** Start **

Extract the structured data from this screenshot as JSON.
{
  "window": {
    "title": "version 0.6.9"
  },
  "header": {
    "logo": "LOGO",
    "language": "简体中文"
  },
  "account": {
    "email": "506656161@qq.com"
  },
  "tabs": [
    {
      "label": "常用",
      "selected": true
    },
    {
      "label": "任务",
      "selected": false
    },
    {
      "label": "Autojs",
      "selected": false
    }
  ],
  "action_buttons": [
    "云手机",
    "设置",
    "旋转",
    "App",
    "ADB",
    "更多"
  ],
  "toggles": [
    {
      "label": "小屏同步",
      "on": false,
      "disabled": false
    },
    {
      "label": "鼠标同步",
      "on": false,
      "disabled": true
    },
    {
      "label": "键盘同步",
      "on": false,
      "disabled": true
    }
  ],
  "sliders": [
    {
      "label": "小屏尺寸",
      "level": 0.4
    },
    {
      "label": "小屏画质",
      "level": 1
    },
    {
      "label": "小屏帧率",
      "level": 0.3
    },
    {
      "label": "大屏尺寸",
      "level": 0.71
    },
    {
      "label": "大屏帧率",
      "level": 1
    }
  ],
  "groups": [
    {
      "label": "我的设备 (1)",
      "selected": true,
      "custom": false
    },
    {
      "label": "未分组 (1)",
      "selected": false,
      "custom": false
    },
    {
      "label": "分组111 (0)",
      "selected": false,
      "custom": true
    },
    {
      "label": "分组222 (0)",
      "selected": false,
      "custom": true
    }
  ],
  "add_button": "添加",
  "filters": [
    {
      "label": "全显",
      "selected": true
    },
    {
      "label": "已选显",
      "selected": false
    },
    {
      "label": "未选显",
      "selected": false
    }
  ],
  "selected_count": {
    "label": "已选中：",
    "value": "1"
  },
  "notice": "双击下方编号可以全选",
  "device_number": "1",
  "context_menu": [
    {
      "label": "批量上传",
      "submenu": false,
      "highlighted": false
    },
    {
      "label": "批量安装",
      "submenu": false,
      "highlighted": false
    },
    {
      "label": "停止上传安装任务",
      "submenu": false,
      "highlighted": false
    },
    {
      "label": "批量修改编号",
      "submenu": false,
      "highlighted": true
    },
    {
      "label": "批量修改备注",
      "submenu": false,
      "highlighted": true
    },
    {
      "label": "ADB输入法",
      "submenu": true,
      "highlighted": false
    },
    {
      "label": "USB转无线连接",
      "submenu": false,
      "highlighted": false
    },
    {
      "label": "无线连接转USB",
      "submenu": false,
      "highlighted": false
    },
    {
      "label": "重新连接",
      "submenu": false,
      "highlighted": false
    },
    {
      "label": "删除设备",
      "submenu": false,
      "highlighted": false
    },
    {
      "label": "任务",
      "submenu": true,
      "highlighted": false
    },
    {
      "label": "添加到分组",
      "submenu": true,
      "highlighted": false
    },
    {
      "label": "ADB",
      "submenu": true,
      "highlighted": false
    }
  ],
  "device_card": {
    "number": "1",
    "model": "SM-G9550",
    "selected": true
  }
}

** End **

**Exercise goal:**
Copy out each line in the listing that has the word "level".

**Answer for this exercise:**
      "level": 0.4
      "level": 1
      "level": 0.3
      "level": 0.71
      "level": 1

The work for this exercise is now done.